- Task requirements
Without the pictures, return all of the material exactly as written.

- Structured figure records

-----

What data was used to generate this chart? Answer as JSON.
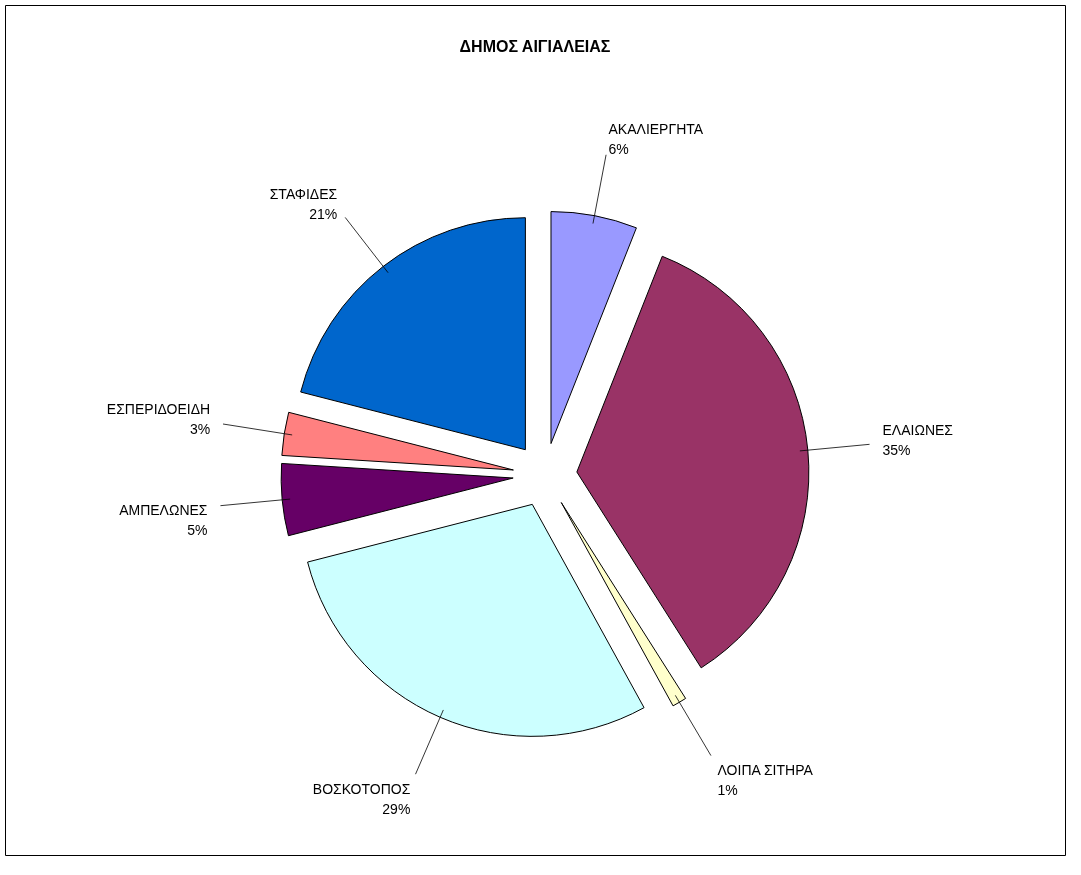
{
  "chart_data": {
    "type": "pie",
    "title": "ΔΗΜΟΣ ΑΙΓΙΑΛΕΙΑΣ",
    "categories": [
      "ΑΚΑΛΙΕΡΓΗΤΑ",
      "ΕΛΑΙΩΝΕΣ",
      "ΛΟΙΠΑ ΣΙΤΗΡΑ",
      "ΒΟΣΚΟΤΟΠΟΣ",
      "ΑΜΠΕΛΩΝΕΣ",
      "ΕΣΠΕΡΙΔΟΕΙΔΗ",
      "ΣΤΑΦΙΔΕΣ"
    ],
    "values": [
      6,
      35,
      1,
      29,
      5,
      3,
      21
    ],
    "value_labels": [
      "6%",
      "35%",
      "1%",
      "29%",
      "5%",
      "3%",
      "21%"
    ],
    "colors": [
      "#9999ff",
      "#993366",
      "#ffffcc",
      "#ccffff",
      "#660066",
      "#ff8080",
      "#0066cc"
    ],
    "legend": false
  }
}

-----

- Worked solution
What data was used to generate this chart? Answer as JSON.
{
  "chart_data": {
    "type": "pie",
    "title": "ΔΗΜΟΣ ΑΙΓΙΑΛΕΙΑΣ",
    "categories": [
      "ΑΚΑΛΙΕΡΓΗΤΑ",
      "ΕΛΑΙΩΝΕΣ",
      "ΛΟΙΠΑ ΣΙΤΗΡΑ",
      "ΒΟΣΚΟΤΟΠΟΣ",
      "ΑΜΠΕΛΩΝΕΣ",
      "ΕΣΠΕΡΙΔΟΕΙΔΗ",
      "ΣΤΑΦΙΔΕΣ"
    ],
    "values": [
      6,
      35,
      1,
      29,
      5,
      3,
      21
    ],
    "value_labels": [
      "6%",
      "35%",
      "1%",
      "29%",
      "5%",
      "3%",
      "21%"
    ],
    "colors": [
      "#9999ff",
      "#993366",
      "#ffffcc",
      "#ccffff",
      "#660066",
      "#ff8080",
      "#0066cc"
    ],
    "legend": false
  }
}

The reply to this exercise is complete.